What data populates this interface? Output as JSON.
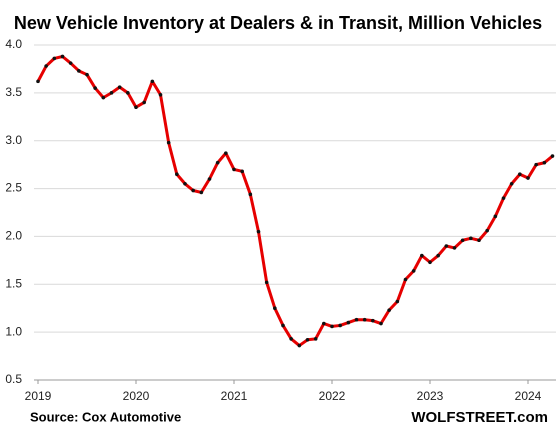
{
  "chart_data": {
    "type": "line",
    "title": "New Vehicle Inventory at Dealers & in Transit, Million Vehicles",
    "source": "Source: Cox Automotive",
    "watermark": "WOLFSTREET.com",
    "categories": [
      "2019",
      null,
      null,
      null,
      null,
      null,
      null,
      null,
      null,
      null,
      null,
      null,
      "2020",
      null,
      null,
      null,
      null,
      null,
      null,
      null,
      null,
      null,
      null,
      null,
      "2021",
      null,
      null,
      null,
      null,
      null,
      null,
      null,
      null,
      null,
      null,
      null,
      "2022",
      null,
      null,
      null,
      null,
      null,
      null,
      null,
      null,
      null,
      null,
      null,
      "2023",
      null,
      null,
      null,
      null,
      null,
      null,
      null,
      null,
      null,
      null,
      null,
      "2024",
      null,
      null,
      null
    ],
    "series": [
      {
        "name": "New Vehicle Inventory",
        "color": "#e60000",
        "marker_color": "#111111",
        "values": [
          3.62,
          3.78,
          3.86,
          3.88,
          3.81,
          3.73,
          3.69,
          3.55,
          3.45,
          3.5,
          3.56,
          3.5,
          3.35,
          3.4,
          3.62,
          3.48,
          2.98,
          2.65,
          2.55,
          2.48,
          2.46,
          2.6,
          2.77,
          2.87,
          2.7,
          2.68,
          2.44,
          2.05,
          1.52,
          1.25,
          1.07,
          0.93,
          0.86,
          0.92,
          0.93,
          1.09,
          1.06,
          1.07,
          1.1,
          1.13,
          1.13,
          1.12,
          1.09,
          1.23,
          1.32,
          1.55,
          1.64,
          1.8,
          1.73,
          1.8,
          1.9,
          1.88,
          1.96,
          1.98,
          1.96,
          2.06,
          2.21,
          2.4,
          2.55,
          2.65,
          2.61,
          2.75,
          2.77,
          2.84
        ]
      }
    ],
    "ylim": [
      0.5,
      4
    ],
    "yticks": [
      0.5,
      {
        "value": 1,
        "label": "1.0"
      },
      1.5,
      {
        "value": 2,
        "label": "2.0"
      },
      2.5,
      {
        "value": 3,
        "label": "3.0"
      },
      3.5,
      {
        "value": 4,
        "label": "4.0"
      }
    ],
    "grid": true
  }
}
================
Required work
All of the records need repeating exactly, except for the pictures.

Answer
What data populates this interface? Output as JSON.
{
  "chart_data": {
    "type": "line",
    "title": "New Vehicle Inventory at Dealers & in Transit, Million Vehicles",
    "source": "Source: Cox Automotive",
    "watermark": "WOLFSTREET.com",
    "categories": [
      "2019",
      null,
      null,
      null,
      null,
      null,
      null,
      null,
      null,
      null,
      null,
      null,
      "2020",
      null,
      null,
      null,
      null,
      null,
      null,
      null,
      null,
      null,
      null,
      null,
      "2021",
      null,
      null,
      null,
      null,
      null,
      null,
      null,
      null,
      null,
      null,
      null,
      "2022",
      null,
      null,
      null,
      null,
      null,
      null,
      null,
      null,
      null,
      null,
      null,
      "2023",
      null,
      null,
      null,
      null,
      null,
      null,
      null,
      null,
      null,
      null,
      null,
      "2024",
      null,
      null,
      null
    ],
    "series": [
      {
        "name": "New Vehicle Inventory",
        "color": "#e60000",
        "marker_color": "#111111",
        "values": [
          3.62,
          3.78,
          3.86,
          3.88,
          3.81,
          3.73,
          3.69,
          3.55,
          3.45,
          3.5,
          3.56,
          3.5,
          3.35,
          3.4,
          3.62,
          3.48,
          2.98,
          2.65,
          2.55,
          2.48,
          2.46,
          2.6,
          2.77,
          2.87,
          2.7,
          2.68,
          2.44,
          2.05,
          1.52,
          1.25,
          1.07,
          0.93,
          0.86,
          0.92,
          0.93,
          1.09,
          1.06,
          1.07,
          1.1,
          1.13,
          1.13,
          1.12,
          1.09,
          1.23,
          1.32,
          1.55,
          1.64,
          1.8,
          1.73,
          1.8,
          1.9,
          1.88,
          1.96,
          1.98,
          1.96,
          2.06,
          2.21,
          2.4,
          2.55,
          2.65,
          2.61,
          2.75,
          2.77,
          2.84
        ]
      }
    ],
    "ylim": [
      0.5,
      4
    ],
    "yticks": [
      0.5,
      {
        "value": 1,
        "label": "1.0"
      },
      1.5,
      {
        "value": 2,
        "label": "2.0"
      },
      2.5,
      {
        "value": 3,
        "label": "3.0"
      },
      3.5,
      {
        "value": 4,
        "label": "4.0"
      }
    ],
    "grid": true
  }
}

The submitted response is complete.